## begin

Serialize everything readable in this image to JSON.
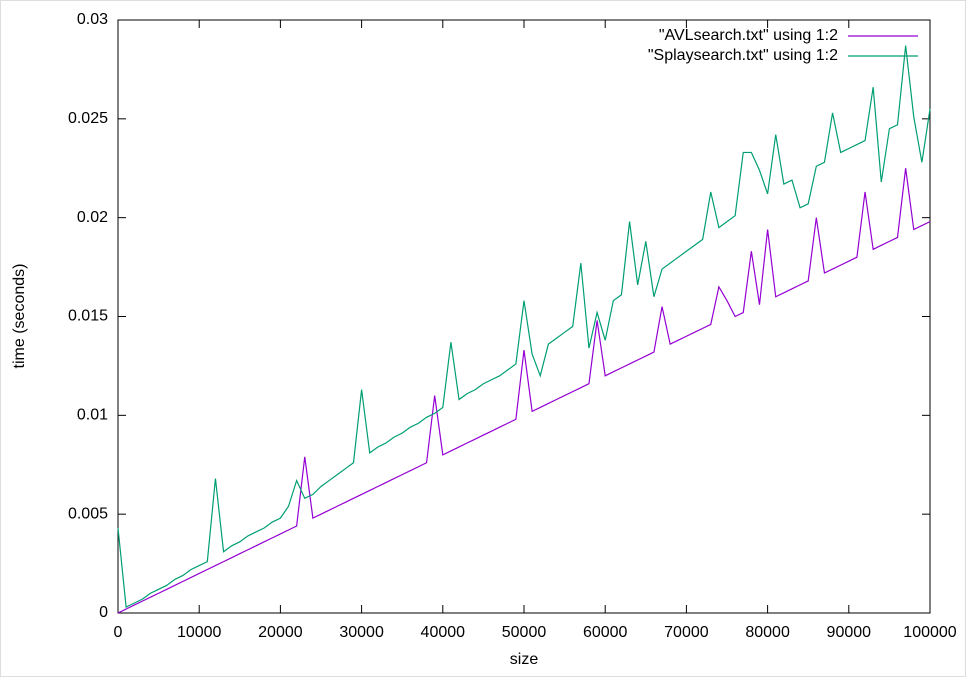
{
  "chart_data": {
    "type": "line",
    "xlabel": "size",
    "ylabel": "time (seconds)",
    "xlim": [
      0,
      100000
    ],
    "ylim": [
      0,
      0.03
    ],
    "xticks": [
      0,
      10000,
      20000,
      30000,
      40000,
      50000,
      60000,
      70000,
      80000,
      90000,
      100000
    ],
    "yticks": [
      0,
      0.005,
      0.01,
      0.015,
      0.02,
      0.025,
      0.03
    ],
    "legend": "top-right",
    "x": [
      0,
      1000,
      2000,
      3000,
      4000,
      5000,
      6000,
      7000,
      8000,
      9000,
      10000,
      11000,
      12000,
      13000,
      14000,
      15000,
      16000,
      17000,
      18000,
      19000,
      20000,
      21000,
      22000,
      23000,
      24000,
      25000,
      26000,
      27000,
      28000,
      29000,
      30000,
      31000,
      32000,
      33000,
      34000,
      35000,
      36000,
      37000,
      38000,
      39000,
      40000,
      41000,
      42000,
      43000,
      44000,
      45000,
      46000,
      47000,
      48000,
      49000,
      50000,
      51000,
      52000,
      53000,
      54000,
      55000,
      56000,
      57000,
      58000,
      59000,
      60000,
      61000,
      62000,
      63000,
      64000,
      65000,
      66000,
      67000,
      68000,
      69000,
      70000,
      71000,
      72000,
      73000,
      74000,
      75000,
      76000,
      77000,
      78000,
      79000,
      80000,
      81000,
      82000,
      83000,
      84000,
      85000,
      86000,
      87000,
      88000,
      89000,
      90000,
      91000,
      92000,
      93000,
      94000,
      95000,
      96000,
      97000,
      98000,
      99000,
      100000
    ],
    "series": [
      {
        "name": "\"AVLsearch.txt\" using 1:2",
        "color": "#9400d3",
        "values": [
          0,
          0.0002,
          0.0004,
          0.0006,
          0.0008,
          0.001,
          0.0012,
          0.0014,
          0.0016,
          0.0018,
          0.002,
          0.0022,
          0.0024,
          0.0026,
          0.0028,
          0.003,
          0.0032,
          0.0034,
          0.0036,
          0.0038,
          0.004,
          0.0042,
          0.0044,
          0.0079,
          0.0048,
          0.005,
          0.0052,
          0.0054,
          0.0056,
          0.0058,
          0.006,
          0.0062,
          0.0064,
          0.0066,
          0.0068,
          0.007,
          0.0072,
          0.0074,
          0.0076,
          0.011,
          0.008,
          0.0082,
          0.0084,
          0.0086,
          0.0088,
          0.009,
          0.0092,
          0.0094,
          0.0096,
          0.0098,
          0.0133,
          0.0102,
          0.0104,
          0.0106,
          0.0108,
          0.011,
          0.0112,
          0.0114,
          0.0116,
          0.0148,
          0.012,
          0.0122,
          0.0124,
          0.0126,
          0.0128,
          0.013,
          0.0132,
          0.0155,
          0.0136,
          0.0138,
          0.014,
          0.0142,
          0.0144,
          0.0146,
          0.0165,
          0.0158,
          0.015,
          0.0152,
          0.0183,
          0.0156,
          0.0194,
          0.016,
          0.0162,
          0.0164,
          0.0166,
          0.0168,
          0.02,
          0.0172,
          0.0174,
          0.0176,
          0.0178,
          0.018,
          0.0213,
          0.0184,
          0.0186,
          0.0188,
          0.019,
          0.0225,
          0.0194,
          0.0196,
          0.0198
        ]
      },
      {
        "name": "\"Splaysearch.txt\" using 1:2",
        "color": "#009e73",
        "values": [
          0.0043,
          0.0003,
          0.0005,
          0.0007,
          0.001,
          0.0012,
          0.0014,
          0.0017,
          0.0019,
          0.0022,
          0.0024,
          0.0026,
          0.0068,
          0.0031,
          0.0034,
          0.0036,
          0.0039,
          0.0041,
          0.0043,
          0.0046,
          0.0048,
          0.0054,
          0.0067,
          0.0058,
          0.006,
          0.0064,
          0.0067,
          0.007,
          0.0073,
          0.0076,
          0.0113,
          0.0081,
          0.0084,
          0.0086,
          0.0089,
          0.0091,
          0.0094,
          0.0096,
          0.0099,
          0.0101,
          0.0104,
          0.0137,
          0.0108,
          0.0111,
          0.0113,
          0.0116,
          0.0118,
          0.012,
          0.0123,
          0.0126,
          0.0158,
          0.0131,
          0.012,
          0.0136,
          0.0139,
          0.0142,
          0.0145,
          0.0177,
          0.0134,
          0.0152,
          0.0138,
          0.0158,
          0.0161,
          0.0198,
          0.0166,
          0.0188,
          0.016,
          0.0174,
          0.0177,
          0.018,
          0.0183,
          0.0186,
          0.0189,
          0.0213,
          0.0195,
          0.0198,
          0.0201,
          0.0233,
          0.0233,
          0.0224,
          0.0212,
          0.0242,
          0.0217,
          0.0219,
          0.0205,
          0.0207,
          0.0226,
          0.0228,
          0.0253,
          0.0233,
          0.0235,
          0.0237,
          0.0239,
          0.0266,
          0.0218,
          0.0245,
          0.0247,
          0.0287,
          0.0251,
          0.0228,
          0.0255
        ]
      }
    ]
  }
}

## end
## begin

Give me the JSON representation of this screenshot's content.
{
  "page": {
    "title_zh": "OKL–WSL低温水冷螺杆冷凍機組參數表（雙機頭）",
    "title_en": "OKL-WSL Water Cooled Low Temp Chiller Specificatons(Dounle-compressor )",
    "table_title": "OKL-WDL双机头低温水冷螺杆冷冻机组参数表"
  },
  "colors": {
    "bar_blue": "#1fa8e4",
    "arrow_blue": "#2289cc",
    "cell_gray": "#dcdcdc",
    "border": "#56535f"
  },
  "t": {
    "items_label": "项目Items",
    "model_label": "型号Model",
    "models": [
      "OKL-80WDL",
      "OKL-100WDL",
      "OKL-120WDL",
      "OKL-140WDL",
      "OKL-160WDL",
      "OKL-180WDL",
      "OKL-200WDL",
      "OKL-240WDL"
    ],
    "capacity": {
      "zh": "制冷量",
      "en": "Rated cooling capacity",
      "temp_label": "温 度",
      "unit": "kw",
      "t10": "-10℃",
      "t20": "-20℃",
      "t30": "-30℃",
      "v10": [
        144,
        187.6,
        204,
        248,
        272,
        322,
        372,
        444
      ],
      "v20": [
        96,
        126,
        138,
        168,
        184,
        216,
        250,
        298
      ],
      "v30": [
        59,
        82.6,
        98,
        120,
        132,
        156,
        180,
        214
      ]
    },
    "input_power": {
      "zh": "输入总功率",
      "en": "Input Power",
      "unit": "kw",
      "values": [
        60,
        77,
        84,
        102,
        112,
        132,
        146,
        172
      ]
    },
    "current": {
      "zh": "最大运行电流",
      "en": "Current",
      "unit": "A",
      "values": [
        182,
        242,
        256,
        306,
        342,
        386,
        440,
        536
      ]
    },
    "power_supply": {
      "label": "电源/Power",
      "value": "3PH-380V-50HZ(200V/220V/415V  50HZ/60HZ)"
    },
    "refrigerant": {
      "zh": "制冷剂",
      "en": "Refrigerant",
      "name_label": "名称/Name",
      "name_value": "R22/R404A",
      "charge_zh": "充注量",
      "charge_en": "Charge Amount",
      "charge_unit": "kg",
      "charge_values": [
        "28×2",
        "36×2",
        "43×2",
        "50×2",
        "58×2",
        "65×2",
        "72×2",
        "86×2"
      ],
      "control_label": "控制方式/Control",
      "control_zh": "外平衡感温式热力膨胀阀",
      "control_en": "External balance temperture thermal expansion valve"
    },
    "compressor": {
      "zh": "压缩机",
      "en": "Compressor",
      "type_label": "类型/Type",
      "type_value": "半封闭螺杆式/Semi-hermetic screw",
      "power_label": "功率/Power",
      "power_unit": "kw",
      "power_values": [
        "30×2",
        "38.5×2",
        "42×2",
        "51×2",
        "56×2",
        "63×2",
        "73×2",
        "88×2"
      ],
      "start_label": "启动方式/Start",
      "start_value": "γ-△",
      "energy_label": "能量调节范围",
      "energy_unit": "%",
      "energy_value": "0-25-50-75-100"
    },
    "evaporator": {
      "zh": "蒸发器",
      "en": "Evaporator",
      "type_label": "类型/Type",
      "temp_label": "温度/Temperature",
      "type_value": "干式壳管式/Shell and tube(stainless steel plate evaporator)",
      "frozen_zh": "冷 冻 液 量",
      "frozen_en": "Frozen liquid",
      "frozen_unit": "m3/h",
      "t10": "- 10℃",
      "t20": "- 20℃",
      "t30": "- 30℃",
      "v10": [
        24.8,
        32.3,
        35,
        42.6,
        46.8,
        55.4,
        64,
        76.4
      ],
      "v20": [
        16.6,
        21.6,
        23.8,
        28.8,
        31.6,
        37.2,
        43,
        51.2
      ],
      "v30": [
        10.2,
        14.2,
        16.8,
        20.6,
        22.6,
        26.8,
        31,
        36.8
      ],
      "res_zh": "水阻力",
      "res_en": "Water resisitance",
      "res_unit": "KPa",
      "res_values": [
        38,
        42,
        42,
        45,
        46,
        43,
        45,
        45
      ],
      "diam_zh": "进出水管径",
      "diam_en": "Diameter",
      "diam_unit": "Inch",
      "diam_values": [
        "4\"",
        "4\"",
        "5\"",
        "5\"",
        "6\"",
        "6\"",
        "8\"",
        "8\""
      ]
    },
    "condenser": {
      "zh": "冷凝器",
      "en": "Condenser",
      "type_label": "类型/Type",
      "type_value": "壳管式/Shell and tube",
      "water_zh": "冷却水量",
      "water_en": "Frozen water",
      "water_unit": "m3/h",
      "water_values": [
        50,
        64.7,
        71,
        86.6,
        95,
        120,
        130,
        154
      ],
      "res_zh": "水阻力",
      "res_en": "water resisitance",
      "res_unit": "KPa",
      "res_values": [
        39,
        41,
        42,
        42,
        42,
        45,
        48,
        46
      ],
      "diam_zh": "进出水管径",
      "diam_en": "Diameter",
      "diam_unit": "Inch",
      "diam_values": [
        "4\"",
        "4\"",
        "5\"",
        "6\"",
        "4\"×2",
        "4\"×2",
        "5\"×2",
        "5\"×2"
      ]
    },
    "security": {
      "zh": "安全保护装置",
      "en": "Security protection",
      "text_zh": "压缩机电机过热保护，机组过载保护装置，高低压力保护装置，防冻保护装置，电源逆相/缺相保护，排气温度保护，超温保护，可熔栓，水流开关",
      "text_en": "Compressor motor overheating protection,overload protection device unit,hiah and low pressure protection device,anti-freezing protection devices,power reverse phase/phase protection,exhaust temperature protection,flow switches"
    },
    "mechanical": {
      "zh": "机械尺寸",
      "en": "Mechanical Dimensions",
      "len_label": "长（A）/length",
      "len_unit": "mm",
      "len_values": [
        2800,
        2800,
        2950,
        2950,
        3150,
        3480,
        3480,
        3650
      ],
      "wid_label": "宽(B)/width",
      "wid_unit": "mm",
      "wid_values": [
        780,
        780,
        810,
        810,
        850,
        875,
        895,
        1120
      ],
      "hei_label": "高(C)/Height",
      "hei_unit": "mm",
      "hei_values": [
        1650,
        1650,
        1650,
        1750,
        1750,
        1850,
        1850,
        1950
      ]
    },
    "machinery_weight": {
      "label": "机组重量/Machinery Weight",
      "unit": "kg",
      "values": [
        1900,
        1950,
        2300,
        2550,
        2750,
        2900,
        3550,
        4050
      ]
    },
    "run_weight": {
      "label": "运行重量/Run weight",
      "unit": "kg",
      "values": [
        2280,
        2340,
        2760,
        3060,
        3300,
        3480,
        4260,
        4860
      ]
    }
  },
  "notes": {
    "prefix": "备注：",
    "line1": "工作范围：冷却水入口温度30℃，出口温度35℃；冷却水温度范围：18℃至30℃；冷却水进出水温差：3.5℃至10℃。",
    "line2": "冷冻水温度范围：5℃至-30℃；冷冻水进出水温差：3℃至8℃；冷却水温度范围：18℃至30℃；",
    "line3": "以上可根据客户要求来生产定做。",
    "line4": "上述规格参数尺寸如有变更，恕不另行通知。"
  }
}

## end

[Task instructions]
Copy down every line of the material above that includes the string "resisitance".

[Exercise solution]
      "res_en": "Water resisitance",
      "res_en": "water resisitance",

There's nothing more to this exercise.